**Data for the task**

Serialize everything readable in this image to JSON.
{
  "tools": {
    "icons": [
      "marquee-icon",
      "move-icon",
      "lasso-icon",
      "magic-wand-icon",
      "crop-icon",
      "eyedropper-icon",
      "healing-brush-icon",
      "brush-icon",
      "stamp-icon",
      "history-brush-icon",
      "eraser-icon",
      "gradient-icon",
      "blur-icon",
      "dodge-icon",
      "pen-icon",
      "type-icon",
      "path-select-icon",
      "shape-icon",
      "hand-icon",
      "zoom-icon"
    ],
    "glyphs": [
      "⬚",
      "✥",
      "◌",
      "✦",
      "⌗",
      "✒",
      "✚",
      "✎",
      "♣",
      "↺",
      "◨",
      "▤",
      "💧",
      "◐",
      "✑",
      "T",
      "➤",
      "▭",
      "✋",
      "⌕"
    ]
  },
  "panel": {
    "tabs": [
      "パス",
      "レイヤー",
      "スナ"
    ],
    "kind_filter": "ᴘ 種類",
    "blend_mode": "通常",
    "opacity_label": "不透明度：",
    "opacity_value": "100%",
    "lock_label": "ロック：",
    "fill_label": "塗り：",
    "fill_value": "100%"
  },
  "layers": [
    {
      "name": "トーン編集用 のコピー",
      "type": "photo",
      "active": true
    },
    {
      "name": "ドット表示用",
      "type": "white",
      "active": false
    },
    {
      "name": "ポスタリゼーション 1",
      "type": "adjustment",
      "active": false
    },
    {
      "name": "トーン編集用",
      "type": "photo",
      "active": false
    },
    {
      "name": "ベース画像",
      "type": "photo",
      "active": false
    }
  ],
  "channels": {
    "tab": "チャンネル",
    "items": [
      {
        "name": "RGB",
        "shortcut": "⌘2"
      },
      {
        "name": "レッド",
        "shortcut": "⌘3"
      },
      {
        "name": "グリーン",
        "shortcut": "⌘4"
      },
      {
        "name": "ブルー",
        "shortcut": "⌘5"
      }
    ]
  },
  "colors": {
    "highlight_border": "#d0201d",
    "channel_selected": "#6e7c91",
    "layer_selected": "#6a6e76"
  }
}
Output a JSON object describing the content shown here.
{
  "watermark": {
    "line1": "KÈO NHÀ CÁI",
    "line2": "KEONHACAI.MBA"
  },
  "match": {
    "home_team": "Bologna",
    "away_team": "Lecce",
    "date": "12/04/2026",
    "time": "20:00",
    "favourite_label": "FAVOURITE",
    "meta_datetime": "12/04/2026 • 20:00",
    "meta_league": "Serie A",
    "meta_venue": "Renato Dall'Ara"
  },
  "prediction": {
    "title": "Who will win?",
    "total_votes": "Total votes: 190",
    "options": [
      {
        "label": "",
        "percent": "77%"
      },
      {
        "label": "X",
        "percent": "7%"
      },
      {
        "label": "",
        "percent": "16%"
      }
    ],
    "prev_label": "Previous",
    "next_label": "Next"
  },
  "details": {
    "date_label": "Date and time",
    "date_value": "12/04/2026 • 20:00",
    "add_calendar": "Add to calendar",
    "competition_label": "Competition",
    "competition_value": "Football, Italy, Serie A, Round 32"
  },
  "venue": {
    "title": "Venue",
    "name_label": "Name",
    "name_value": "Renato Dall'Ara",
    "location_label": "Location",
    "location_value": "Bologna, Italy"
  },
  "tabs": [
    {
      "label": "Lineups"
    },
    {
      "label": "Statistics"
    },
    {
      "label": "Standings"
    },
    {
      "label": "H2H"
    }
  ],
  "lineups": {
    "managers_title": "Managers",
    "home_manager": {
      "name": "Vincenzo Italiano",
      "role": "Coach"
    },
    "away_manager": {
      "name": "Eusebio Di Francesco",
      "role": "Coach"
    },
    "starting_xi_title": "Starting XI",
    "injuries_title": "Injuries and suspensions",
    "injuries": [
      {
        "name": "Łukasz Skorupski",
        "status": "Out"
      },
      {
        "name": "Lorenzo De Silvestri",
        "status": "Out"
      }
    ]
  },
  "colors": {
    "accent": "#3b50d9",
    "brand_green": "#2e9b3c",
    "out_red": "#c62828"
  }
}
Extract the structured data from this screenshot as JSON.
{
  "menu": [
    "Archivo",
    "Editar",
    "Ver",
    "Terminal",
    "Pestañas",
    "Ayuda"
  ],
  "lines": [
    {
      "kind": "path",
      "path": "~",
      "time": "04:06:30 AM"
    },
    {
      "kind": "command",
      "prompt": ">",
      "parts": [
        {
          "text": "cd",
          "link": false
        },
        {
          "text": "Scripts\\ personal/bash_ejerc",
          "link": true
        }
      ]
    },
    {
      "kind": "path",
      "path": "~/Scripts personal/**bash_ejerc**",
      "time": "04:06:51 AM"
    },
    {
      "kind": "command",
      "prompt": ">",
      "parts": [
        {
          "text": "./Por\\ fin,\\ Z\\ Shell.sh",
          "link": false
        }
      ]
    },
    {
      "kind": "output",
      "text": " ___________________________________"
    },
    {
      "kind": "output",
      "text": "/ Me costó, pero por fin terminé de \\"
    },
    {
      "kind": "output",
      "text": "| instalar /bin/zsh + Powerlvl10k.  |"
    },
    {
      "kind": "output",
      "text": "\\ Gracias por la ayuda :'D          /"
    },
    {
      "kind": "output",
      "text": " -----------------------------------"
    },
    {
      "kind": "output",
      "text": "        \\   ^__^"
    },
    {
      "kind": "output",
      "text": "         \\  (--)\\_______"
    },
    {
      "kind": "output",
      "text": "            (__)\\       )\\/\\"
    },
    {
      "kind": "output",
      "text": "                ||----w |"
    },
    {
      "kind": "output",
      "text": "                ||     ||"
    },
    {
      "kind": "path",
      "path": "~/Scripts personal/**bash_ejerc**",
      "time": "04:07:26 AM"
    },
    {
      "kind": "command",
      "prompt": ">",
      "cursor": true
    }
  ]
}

**Problem**
Quote each line of the data above exactly as written.

**Task result**
Serialize everything readable in this image to JSON.
{
  "tools": {
    "icons": [
      "marquee-icon",
      "move-icon",
      "lasso-icon",
      "magic-wand-icon",
      "crop-icon",
      "eyedropper-icon",
      "healing-brush-icon",
      "brush-icon",
      "stamp-icon",
      "history-brush-icon",
      "eraser-icon",
      "gradient-icon",
      "blur-icon",
      "dodge-icon",
      "pen-icon",
      "type-icon",
      "path-select-icon",
      "shape-icon",
      "hand-icon",
      "zoom-icon"
    ],
    "glyphs": [
      "⬚",
      "✥",
      "◌",
      "✦",
      "⌗",
      "✒",
      "✚",
      "✎",
      "♣",
      "↺",
      "◨",
      "▤",
      "💧",
      "◐",
      "✑",
      "T",
      "➤",
      "▭",
      "✋",
      "⌕"
    ]
  },
  "panel": {
    "tabs": [
      "パス",
      "レイヤー",
      "スナ"
    ],
    "kind_filter": "ᴘ 種類",
    "blend_mode": "通常",
    "opacity_label": "不透明度：",
    "opacity_value": "100%",
    "lock_label": "ロック：",
    "fill_label": "塗り：",
    "fill_value": "100%"
  },
  "layers": [
    {
      "name": "トーン編集用 のコピー",
      "type": "photo",
      "active": true
    },
    {
      "name": "ドット表示用",
      "type": "white",
      "active": false
    },
    {
      "name": "ポスタリゼーション 1",
      "type": "adjustment",
      "active": false
    },
    {
      "name": "トーン編集用",
      "type": "photo",
      "active": false
    },
    {
      "name": "ベース画像",
      "type": "photo",
      "active": false
    }
  ],
  "channels": {
    "tab": "チャンネル",
    "items": [
      {
        "name": "RGB",
        "shortcut": "⌘2"
      },
      {
        "name": "レッド",
        "shortcut": "⌘3"
      },
      {
        "name": "グリーン",
        "shortcut": "⌘4"
      },
      {
        "name": "ブルー",
        "shortcut": "⌘5"
      }
    ]
  },
  "colors": {
    "highlight_border": "#d0201d",
    "channel_selected": "#6e7c91",
    "layer_selected": "#6a6e76"
  }
}
Output a JSON object describing the content shown here.
{
  "watermark": {
    "line1": "KÈO NHÀ CÁI",
    "line2": "KEONHACAI.MBA"
  },
  "match": {
    "home_team": "Bologna",
    "away_team": "Lecce",
    "date": "12/04/2026",
    "time": "20:00",
    "favourite_label": "FAVOURITE",
    "meta_datetime": "12/04/2026 • 20:00",
    "meta_league": "Serie A",
    "meta_venue": "Renato Dall'Ara"
  },
  "prediction": {
    "title": "Who will win?",
    "total_votes": "Total votes: 190",
    "options": [
      {
        "label": "",
        "percent": "77%"
      },
      {
        "label": "X",
        "percent": "7%"
      },
      {
        "label": "",
        "percent": "16%"
      }
    ],
    "prev_label": "Previous",
    "next_label": "Next"
  },
  "details": {
    "date_label": "Date and time",
    "date_value": "12/04/2026 • 20:00",
    "add_calendar": "Add to calendar",
    "competition_label": "Competition",
    "competition_value": "Football, Italy, Serie A, Round 32"
  },
  "venue": {
    "title": "Venue",
    "name_label": "Name",
    "name_value": "Renato Dall'Ara",
    "location_label": "Location",
    "location_value": "Bologna, Italy"
  },
  "tabs": [
    {
      "label": "Lineups"
    },
    {
      "label": "Statistics"
    },
    {
      "label": "Standings"
    },
    {
      "label": "H2H"
    }
  ],
  "lineups": {
    "managers_title": "Managers",
    "home_manager": {
      "name": "Vincenzo Italiano",
      "role": "Coach"
    },
    "away_manager": {
      "name": "Eusebio Di Francesco",
      "role": "Coach"
    },
    "starting_xi_title": "Starting XI",
    "injuries_title": "Injuries and suspensions",
    "injuries": [
      {
        "name": "Łukasz Skorupski",
        "status": "Out"
      },
      {
        "name": "Lorenzo De Silvestri",
        "status": "Out"
      }
    ]
  },
  "colors": {
    "accent": "#3b50d9",
    "brand_green": "#2e9b3c",
    "out_red": "#c62828"
  }
}
Extract the structured data from this screenshot as JSON.
{
  "menu": [
    "Archivo",
    "Editar",
    "Ver",
    "Terminal",
    "Pestañas",
    "Ayuda"
  ],
  "lines": [
    {
      "kind": "path",
      "path": "~",
      "time": "04:06:30 AM"
    },
    {
      "kind": "command",
      "prompt": ">",
      "parts": [
        {
          "text": "cd",
          "link": false
        },
        {
          "text": "Scripts\\ personal/bash_ejerc",
          "link": true
        }
      ]
    },
    {
      "kind": "path",
      "path": "~/Scripts personal/**bash_ejerc**",
      "time": "04:06:51 AM"
    },
    {
      "kind": "command",
      "prompt": ">",
      "parts": [
        {
          "text": "./Por\\ fin,\\ Z\\ Shell.sh",
          "link": false
        }
      ]
    },
    {
      "kind": "output",
      "text": " ___________________________________"
    },
    {
      "kind": "output",
      "text": "/ Me costó, pero por fin terminé de \\"
    },
    {
      "kind": "output",
      "text": "| instalar /bin/zsh + Powerlvl10k.  |"
    },
    {
      "kind": "output",
      "text": "\\ Gracias por la ayuda :'D          /"
    },
    {
      "kind": "output",
      "text": " -----------------------------------"
    },
    {
      "kind": "output",
      "text": "        \\   ^__^"
    },
    {
      "kind": "output",
      "text": "         \\  (--)\\_______"
    },
    {
      "kind": "output",
      "text": "            (__)\\       )\\/\\"
    },
    {
      "kind": "output",
      "text": "                ||----w |"
    },
    {
      "kind": "output",
      "text": "                ||     ||"
    },
    {
      "kind": "path",
      "path": "~/Scripts personal/**bash_ejerc**",
      "time": "04:07:26 AM"
    },
    {
      "kind": "command",
      "prompt": ">",
      "cursor": true
    }
  ]
}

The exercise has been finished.